►
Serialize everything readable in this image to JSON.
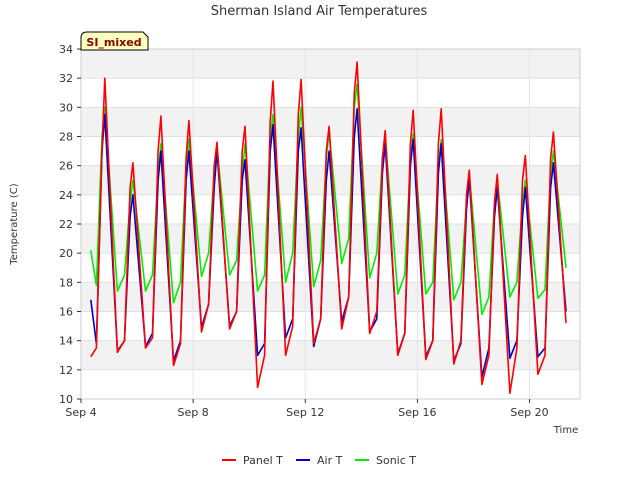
{
  "chart_data": {
    "type": "line",
    "title": "Sherman Island Air Temperatures",
    "xlabel": "Time",
    "ylabel": "Temperature (C)",
    "badge": "SI_mixed",
    "ylim": [
      10,
      34
    ],
    "y_ticks": [
      10,
      12,
      14,
      16,
      18,
      20,
      22,
      24,
      26,
      28,
      30,
      32,
      34
    ],
    "xlim": [
      "Sep 4",
      "Sep 21.8"
    ],
    "x_ticks": [
      "Sep 4",
      "Sep 8",
      "Sep 12",
      "Sep 16",
      "Sep 20"
    ],
    "grid": true,
    "legend_position": "bottom",
    "colors": {
      "Panel T": "#ff0000",
      "Air T": "#0000cc",
      "Sonic T": "#00ee00"
    },
    "series": [
      {
        "name": "Panel T",
        "x": [
          4.35,
          4.55,
          4.75,
          4.85,
          5.3,
          5.55,
          5.75,
          5.85,
          6.3,
          6.55,
          6.75,
          6.85,
          7.3,
          7.55,
          7.75,
          7.85,
          8.3,
          8.55,
          8.75,
          8.85,
          9.3,
          9.55,
          9.75,
          9.85,
          10.3,
          10.55,
          10.75,
          10.85,
          11.3,
          11.55,
          11.75,
          11.85,
          12.3,
          12.55,
          12.75,
          12.85,
          13.3,
          13.55,
          13.75,
          13.85,
          14.3,
          14.55,
          14.75,
          14.85,
          15.3,
          15.55,
          15.75,
          15.85,
          16.3,
          16.55,
          16.75,
          16.85,
          17.3,
          17.55,
          17.75,
          17.85,
          18.3,
          18.55,
          18.75,
          18.85,
          19.3,
          19.55,
          19.75,
          19.85,
          20.3,
          20.55,
          20.75,
          20.85,
          21.3
        ],
        "values": [
          12.9,
          13.5,
          27.0,
          32.0,
          13.2,
          14.0,
          24.5,
          26.2,
          13.5,
          14.2,
          27.0,
          29.4,
          12.3,
          13.8,
          26.5,
          29.1,
          14.6,
          16.5,
          26.0,
          27.6,
          14.8,
          16.0,
          27.0,
          28.7,
          10.8,
          13.0,
          29.0,
          31.8,
          13.0,
          15.0,
          29.5,
          31.9,
          13.8,
          15.5,
          27.0,
          28.7,
          14.8,
          17.0,
          31.0,
          33.1,
          14.5,
          16.0,
          26.5,
          28.4,
          13.0,
          14.5,
          27.5,
          29.8,
          12.7,
          14.0,
          27.5,
          29.9,
          12.4,
          14.0,
          24.0,
          25.7,
          11.0,
          13.0,
          23.5,
          25.4,
          10.4,
          13.5,
          25.0,
          26.7,
          11.7,
          13.0,
          26.5,
          28.3,
          15.2
        ]
      },
      {
        "name": "Air T",
        "x": [
          4.35,
          4.55,
          4.75,
          4.85,
          5.3,
          5.55,
          5.75,
          5.85,
          6.3,
          6.55,
          6.75,
          6.85,
          7.3,
          7.55,
          7.75,
          7.85,
          8.3,
          8.55,
          8.75,
          8.85,
          9.3,
          9.55,
          9.75,
          9.85,
          10.3,
          10.55,
          10.75,
          10.85,
          11.3,
          11.55,
          11.75,
          11.85,
          12.3,
          12.55,
          12.75,
          12.85,
          13.3,
          13.55,
          13.75,
          13.85,
          14.3,
          14.55,
          14.75,
          14.85,
          15.3,
          15.55,
          15.75,
          15.85,
          16.3,
          16.55,
          16.75,
          16.85,
          17.3,
          17.55,
          17.75,
          17.85,
          18.3,
          18.55,
          18.75,
          18.85,
          19.3,
          19.55,
          19.75,
          19.85,
          20.3,
          20.55,
          20.75,
          20.85,
          21.3
        ],
        "values": [
          16.8,
          13.8,
          27.0,
          29.5,
          13.3,
          14.0,
          22.5,
          24.0,
          13.6,
          14.5,
          25.0,
          27.0,
          12.6,
          14.0,
          25.0,
          27.0,
          14.9,
          16.5,
          24.5,
          27.0,
          15.0,
          16.0,
          25.0,
          26.4,
          13.0,
          13.8,
          27.0,
          28.8,
          14.2,
          15.5,
          27.0,
          28.6,
          13.6,
          15.5,
          25.0,
          27.0,
          15.3,
          17.0,
          28.0,
          29.9,
          14.6,
          15.5,
          25.5,
          27.5,
          13.1,
          14.5,
          26.0,
          27.8,
          12.9,
          14.0,
          25.5,
          27.5,
          12.6,
          13.8,
          23.0,
          25.1,
          11.5,
          13.5,
          22.5,
          24.5,
          12.8,
          14.0,
          22.5,
          24.5,
          12.9,
          13.5,
          24.5,
          26.2,
          16.0
        ]
      },
      {
        "name": "Sonic T",
        "x": [
          4.35,
          4.55,
          4.75,
          4.85,
          5.3,
          5.55,
          5.75,
          5.85,
          6.3,
          6.55,
          6.75,
          6.85,
          7.3,
          7.55,
          7.75,
          7.85,
          8.3,
          8.55,
          8.75,
          8.85,
          9.3,
          9.55,
          9.75,
          9.85,
          10.3,
          10.55,
          10.75,
          10.85,
          11.3,
          11.55,
          11.75,
          11.85,
          12.3,
          12.55,
          12.75,
          12.85,
          13.3,
          13.55,
          13.75,
          13.85,
          14.3,
          14.55,
          14.75,
          14.85,
          15.3,
          15.55,
          15.75,
          15.85,
          16.3,
          16.55,
          16.75,
          16.85,
          17.3,
          17.55,
          17.75,
          17.85,
          18.3,
          18.55,
          18.75,
          18.85,
          19.3,
          19.55,
          19.75,
          19.85,
          20.3,
          20.55,
          20.75,
          20.85,
          21.3
        ],
        "values": [
          20.2,
          17.8,
          28.0,
          30.0,
          17.4,
          18.5,
          23.5,
          25.0,
          17.4,
          18.5,
          25.5,
          27.5,
          16.6,
          18.0,
          26.0,
          27.8,
          18.4,
          20.0,
          25.5,
          27.2,
          18.5,
          19.5,
          25.5,
          27.5,
          17.4,
          18.5,
          28.0,
          29.5,
          18.0,
          20.0,
          28.0,
          30.0,
          17.7,
          19.5,
          26.5,
          28.3,
          19.3,
          21.0,
          30.0,
          31.6,
          18.3,
          20.0,
          26.5,
          28.0,
          17.2,
          18.5,
          26.5,
          28.2,
          17.2,
          18.0,
          26.0,
          27.8,
          16.8,
          18.0,
          23.5,
          25.4,
          15.8,
          17.0,
          23.5,
          25.0,
          17.0,
          18.0,
          23.5,
          25.0,
          16.9,
          17.5,
          25.5,
          27.0,
          19.0
        ]
      }
    ]
  }
}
◄
Copy each line above precisely, dropping the pictures.

RESPONSE ▸
Serialize everything readable in this image to JSON.
{
  "chart_data": {
    "type": "line",
    "title": "Sherman Island Air Temperatures",
    "xlabel": "Time",
    "ylabel": "Temperature (C)",
    "badge": "SI_mixed",
    "ylim": [
      10,
      34
    ],
    "y_ticks": [
      10,
      12,
      14,
      16,
      18,
      20,
      22,
      24,
      26,
      28,
      30,
      32,
      34
    ],
    "xlim": [
      "Sep 4",
      "Sep 21.8"
    ],
    "x_ticks": [
      "Sep 4",
      "Sep 8",
      "Sep 12",
      "Sep 16",
      "Sep 20"
    ],
    "grid": true,
    "legend_position": "bottom",
    "colors": {
      "Panel T": "#ff0000",
      "Air T": "#0000cc",
      "Sonic T": "#00ee00"
    },
    "series": [
      {
        "name": "Panel T",
        "x": [
          4.35,
          4.55,
          4.75,
          4.85,
          5.3,
          5.55,
          5.75,
          5.85,
          6.3,
          6.55,
          6.75,
          6.85,
          7.3,
          7.55,
          7.75,
          7.85,
          8.3,
          8.55,
          8.75,
          8.85,
          9.3,
          9.55,
          9.75,
          9.85,
          10.3,
          10.55,
          10.75,
          10.85,
          11.3,
          11.55,
          11.75,
          11.85,
          12.3,
          12.55,
          12.75,
          12.85,
          13.3,
          13.55,
          13.75,
          13.85,
          14.3,
          14.55,
          14.75,
          14.85,
          15.3,
          15.55,
          15.75,
          15.85,
          16.3,
          16.55,
          16.75,
          16.85,
          17.3,
          17.55,
          17.75,
          17.85,
          18.3,
          18.55,
          18.75,
          18.85,
          19.3,
          19.55,
          19.75,
          19.85,
          20.3,
          20.55,
          20.75,
          20.85,
          21.3
        ],
        "values": [
          12.9,
          13.5,
          27.0,
          32.0,
          13.2,
          14.0,
          24.5,
          26.2,
          13.5,
          14.2,
          27.0,
          29.4,
          12.3,
          13.8,
          26.5,
          29.1,
          14.6,
          16.5,
          26.0,
          27.6,
          14.8,
          16.0,
          27.0,
          28.7,
          10.8,
          13.0,
          29.0,
          31.8,
          13.0,
          15.0,
          29.5,
          31.9,
          13.8,
          15.5,
          27.0,
          28.7,
          14.8,
          17.0,
          31.0,
          33.1,
          14.5,
          16.0,
          26.5,
          28.4,
          13.0,
          14.5,
          27.5,
          29.8,
          12.7,
          14.0,
          27.5,
          29.9,
          12.4,
          14.0,
          24.0,
          25.7,
          11.0,
          13.0,
          23.5,
          25.4,
          10.4,
          13.5,
          25.0,
          26.7,
          11.7,
          13.0,
          26.5,
          28.3,
          15.2
        ]
      },
      {
        "name": "Air T",
        "x": [
          4.35,
          4.55,
          4.75,
          4.85,
          5.3,
          5.55,
          5.75,
          5.85,
          6.3,
          6.55,
          6.75,
          6.85,
          7.3,
          7.55,
          7.75,
          7.85,
          8.3,
          8.55,
          8.75,
          8.85,
          9.3,
          9.55,
          9.75,
          9.85,
          10.3,
          10.55,
          10.75,
          10.85,
          11.3,
          11.55,
          11.75,
          11.85,
          12.3,
          12.55,
          12.75,
          12.85,
          13.3,
          13.55,
          13.75,
          13.85,
          14.3,
          14.55,
          14.75,
          14.85,
          15.3,
          15.55,
          15.75,
          15.85,
          16.3,
          16.55,
          16.75,
          16.85,
          17.3,
          17.55,
          17.75,
          17.85,
          18.3,
          18.55,
          18.75,
          18.85,
          19.3,
          19.55,
          19.75,
          19.85,
          20.3,
          20.55,
          20.75,
          20.85,
          21.3
        ],
        "values": [
          16.8,
          13.8,
          27.0,
          29.5,
          13.3,
          14.0,
          22.5,
          24.0,
          13.6,
          14.5,
          25.0,
          27.0,
          12.6,
          14.0,
          25.0,
          27.0,
          14.9,
          16.5,
          24.5,
          27.0,
          15.0,
          16.0,
          25.0,
          26.4,
          13.0,
          13.8,
          27.0,
          28.8,
          14.2,
          15.5,
          27.0,
          28.6,
          13.6,
          15.5,
          25.0,
          27.0,
          15.3,
          17.0,
          28.0,
          29.9,
          14.6,
          15.5,
          25.5,
          27.5,
          13.1,
          14.5,
          26.0,
          27.8,
          12.9,
          14.0,
          25.5,
          27.5,
          12.6,
          13.8,
          23.0,
          25.1,
          11.5,
          13.5,
          22.5,
          24.5,
          12.8,
          14.0,
          22.5,
          24.5,
          12.9,
          13.5,
          24.5,
          26.2,
          16.0
        ]
      },
      {
        "name": "Sonic T",
        "x": [
          4.35,
          4.55,
          4.75,
          4.85,
          5.3,
          5.55,
          5.75,
          5.85,
          6.3,
          6.55,
          6.75,
          6.85,
          7.3,
          7.55,
          7.75,
          7.85,
          8.3,
          8.55,
          8.75,
          8.85,
          9.3,
          9.55,
          9.75,
          9.85,
          10.3,
          10.55,
          10.75,
          10.85,
          11.3,
          11.55,
          11.75,
          11.85,
          12.3,
          12.55,
          12.75,
          12.85,
          13.3,
          13.55,
          13.75,
          13.85,
          14.3,
          14.55,
          14.75,
          14.85,
          15.3,
          15.55,
          15.75,
          15.85,
          16.3,
          16.55,
          16.75,
          16.85,
          17.3,
          17.55,
          17.75,
          17.85,
          18.3,
          18.55,
          18.75,
          18.85,
          19.3,
          19.55,
          19.75,
          19.85,
          20.3,
          20.55,
          20.75,
          20.85,
          21.3
        ],
        "values": [
          20.2,
          17.8,
          28.0,
          30.0,
          17.4,
          18.5,
          23.5,
          25.0,
          17.4,
          18.5,
          25.5,
          27.5,
          16.6,
          18.0,
          26.0,
          27.8,
          18.4,
          20.0,
          25.5,
          27.2,
          18.5,
          19.5,
          25.5,
          27.5,
          17.4,
          18.5,
          28.0,
          29.5,
          18.0,
          20.0,
          28.0,
          30.0,
          17.7,
          19.5,
          26.5,
          28.3,
          19.3,
          21.0,
          30.0,
          31.6,
          18.3,
          20.0,
          26.5,
          28.0,
          17.2,
          18.5,
          26.5,
          28.2,
          17.2,
          18.0,
          26.0,
          27.8,
          16.8,
          18.0,
          23.5,
          25.4,
          15.8,
          17.0,
          23.5,
          25.0,
          17.0,
          18.0,
          23.5,
          25.0,
          16.9,
          17.5,
          25.5,
          27.0,
          19.0
        ]
      }
    ]
  }
}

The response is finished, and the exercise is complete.